DIRECTIONS FOR THIS TASK: What follows is a set of records, each of which is to be written out exactly.

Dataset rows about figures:
# # # #

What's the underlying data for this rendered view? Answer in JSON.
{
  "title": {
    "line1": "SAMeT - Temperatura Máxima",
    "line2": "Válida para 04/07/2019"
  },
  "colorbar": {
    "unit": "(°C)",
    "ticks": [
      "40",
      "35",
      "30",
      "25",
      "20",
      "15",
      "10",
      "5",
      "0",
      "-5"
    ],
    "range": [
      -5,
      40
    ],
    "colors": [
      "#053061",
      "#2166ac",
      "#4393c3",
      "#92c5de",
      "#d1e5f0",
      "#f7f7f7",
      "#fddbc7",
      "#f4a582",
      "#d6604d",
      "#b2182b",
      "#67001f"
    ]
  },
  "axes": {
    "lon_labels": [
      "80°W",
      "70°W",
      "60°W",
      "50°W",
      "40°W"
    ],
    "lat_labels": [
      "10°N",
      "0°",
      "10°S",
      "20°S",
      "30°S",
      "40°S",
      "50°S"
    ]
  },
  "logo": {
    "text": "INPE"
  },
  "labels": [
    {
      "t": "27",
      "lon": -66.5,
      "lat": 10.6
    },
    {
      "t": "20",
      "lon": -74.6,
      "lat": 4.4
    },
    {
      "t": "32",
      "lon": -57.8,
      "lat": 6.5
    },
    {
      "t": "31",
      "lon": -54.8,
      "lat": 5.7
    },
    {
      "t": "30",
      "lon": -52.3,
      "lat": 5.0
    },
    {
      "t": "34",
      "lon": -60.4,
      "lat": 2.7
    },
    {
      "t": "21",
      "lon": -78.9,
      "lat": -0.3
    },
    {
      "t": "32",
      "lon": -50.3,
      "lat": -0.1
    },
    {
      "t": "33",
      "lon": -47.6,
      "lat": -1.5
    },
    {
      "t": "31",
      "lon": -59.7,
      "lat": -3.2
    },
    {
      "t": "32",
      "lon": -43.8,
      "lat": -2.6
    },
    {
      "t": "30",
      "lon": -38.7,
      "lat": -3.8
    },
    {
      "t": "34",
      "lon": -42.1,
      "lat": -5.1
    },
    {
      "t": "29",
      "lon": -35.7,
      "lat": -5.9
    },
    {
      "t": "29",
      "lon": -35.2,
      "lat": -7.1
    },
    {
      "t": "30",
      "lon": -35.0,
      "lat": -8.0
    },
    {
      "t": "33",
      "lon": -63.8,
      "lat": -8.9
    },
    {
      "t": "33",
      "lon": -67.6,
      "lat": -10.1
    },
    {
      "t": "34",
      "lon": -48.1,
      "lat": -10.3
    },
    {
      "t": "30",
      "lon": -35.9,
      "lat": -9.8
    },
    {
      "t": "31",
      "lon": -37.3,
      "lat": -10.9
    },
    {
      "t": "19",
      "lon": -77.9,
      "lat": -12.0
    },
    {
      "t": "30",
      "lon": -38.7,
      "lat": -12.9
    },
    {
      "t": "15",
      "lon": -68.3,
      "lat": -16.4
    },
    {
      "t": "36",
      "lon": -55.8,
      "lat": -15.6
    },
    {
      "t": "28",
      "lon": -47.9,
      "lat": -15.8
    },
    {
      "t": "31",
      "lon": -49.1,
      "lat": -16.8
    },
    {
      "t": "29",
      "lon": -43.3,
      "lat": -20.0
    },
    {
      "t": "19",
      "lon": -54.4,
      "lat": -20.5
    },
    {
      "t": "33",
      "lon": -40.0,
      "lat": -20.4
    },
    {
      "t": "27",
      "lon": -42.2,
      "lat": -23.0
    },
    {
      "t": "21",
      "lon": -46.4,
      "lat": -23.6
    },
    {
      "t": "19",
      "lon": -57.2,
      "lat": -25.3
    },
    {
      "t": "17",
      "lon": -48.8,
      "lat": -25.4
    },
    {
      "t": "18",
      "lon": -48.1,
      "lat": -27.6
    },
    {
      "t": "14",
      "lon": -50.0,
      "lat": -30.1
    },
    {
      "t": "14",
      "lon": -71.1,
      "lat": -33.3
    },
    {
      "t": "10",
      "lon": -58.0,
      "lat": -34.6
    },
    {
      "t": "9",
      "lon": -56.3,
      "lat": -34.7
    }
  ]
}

# # # #

EXERCISE RESULT:
What's the underlying data for this rendered view? Answer in JSON.
{
  "title": {
    "line1": "SAMeT - Temperatura Máxima",
    "line2": "Válida para 04/07/2019"
  },
  "colorbar": {
    "unit": "(°C)",
    "ticks": [
      "40",
      "35",
      "30",
      "25",
      "20",
      "15",
      "10",
      "5",
      "0",
      "-5"
    ],
    "range": [
      -5,
      40
    ],
    "colors": [
      "#053061",
      "#2166ac",
      "#4393c3",
      "#92c5de",
      "#d1e5f0",
      "#f7f7f7",
      "#fddbc7",
      "#f4a582",
      "#d6604d",
      "#b2182b",
      "#67001f"
    ]
  },
  "axes": {
    "lon_labels": [
      "80°W",
      "70°W",
      "60°W",
      "50°W",
      "40°W"
    ],
    "lat_labels": [
      "10°N",
      "0°",
      "10°S",
      "20°S",
      "30°S",
      "40°S",
      "50°S"
    ]
  },
  "logo": {
    "text": "INPE"
  },
  "labels": [
    {
      "t": "27",
      "lon": -66.5,
      "lat": 10.6
    },
    {
      "t": "20",
      "lon": -74.6,
      "lat": 4.4
    },
    {
      "t": "32",
      "lon": -57.8,
      "lat": 6.5
    },
    {
      "t": "31",
      "lon": -54.8,
      "lat": 5.7
    },
    {
      "t": "30",
      "lon": -52.3,
      "lat": 5.0
    },
    {
      "t": "34",
      "lon": -60.4,
      "lat": 2.7
    },
    {
      "t": "21",
      "lon": -78.9,
      "lat": -0.3
    },
    {
      "t": "32",
      "lon": -50.3,
      "lat": -0.1
    },
    {
      "t": "33",
      "lon": -47.6,
      "lat": -1.5
    },
    {
      "t": "31",
      "lon": -59.7,
      "lat": -3.2
    },
    {
      "t": "32",
      "lon": -43.8,
      "lat": -2.6
    },
    {
      "t": "30",
      "lon": -38.7,
      "lat": -3.8
    },
    {
      "t": "34",
      "lon": -42.1,
      "lat": -5.1
    },
    {
      "t": "29",
      "lon": -35.7,
      "lat": -5.9
    },
    {
      "t": "29",
      "lon": -35.2,
      "lat": -7.1
    },
    {
      "t": "30",
      "lon": -35.0,
      "lat": -8.0
    },
    {
      "t": "33",
      "lon": -63.8,
      "lat": -8.9
    },
    {
      "t": "33",
      "lon": -67.6,
      "lat": -10.1
    },
    {
      "t": "34",
      "lon": -48.1,
      "lat": -10.3
    },
    {
      "t": "30",
      "lon": -35.9,
      "lat": -9.8
    },
    {
      "t": "31",
      "lon": -37.3,
      "lat": -10.9
    },
    {
      "t": "19",
      "lon": -77.9,
      "lat": -12.0
    },
    {
      "t": "30",
      "lon": -38.7,
      "lat": -12.9
    },
    {
      "t": "15",
      "lon": -68.3,
      "lat": -16.4
    },
    {
      "t": "36",
      "lon": -55.8,
      "lat": -15.6
    },
    {
      "t": "28",
      "lon": -47.9,
      "lat": -15.8
    },
    {
      "t": "31",
      "lon": -49.1,
      "lat": -16.8
    },
    {
      "t": "29",
      "lon": -43.3,
      "lat": -20.0
    },
    {
      "t": "19",
      "lon": -54.4,
      "lat": -20.5
    },
    {
      "t": "33",
      "lon": -40.0,
      "lat": -20.4
    },
    {
      "t": "27",
      "lon": -42.2,
      "lat": -23.0
    },
    {
      "t": "21",
      "lon": -46.4,
      "lat": -23.6
    },
    {
      "t": "19",
      "lon": -57.2,
      "lat": -25.3
    },
    {
      "t": "17",
      "lon": -48.8,
      "lat": -25.4
    },
    {
      "t": "18",
      "lon": -48.1,
      "lat": -27.6
    },
    {
      "t": "14",
      "lon": -50.0,
      "lat": -30.1
    },
    {
      "t": "14",
      "lon": -71.1,
      "lat": -33.3
    },
    {
      "t": "10",
      "lon": -58.0,
      "lat": -34.6
    },
    {
      "t": "9",
      "lon": -56.3,
      "lat": -34.7
    }
  ]
}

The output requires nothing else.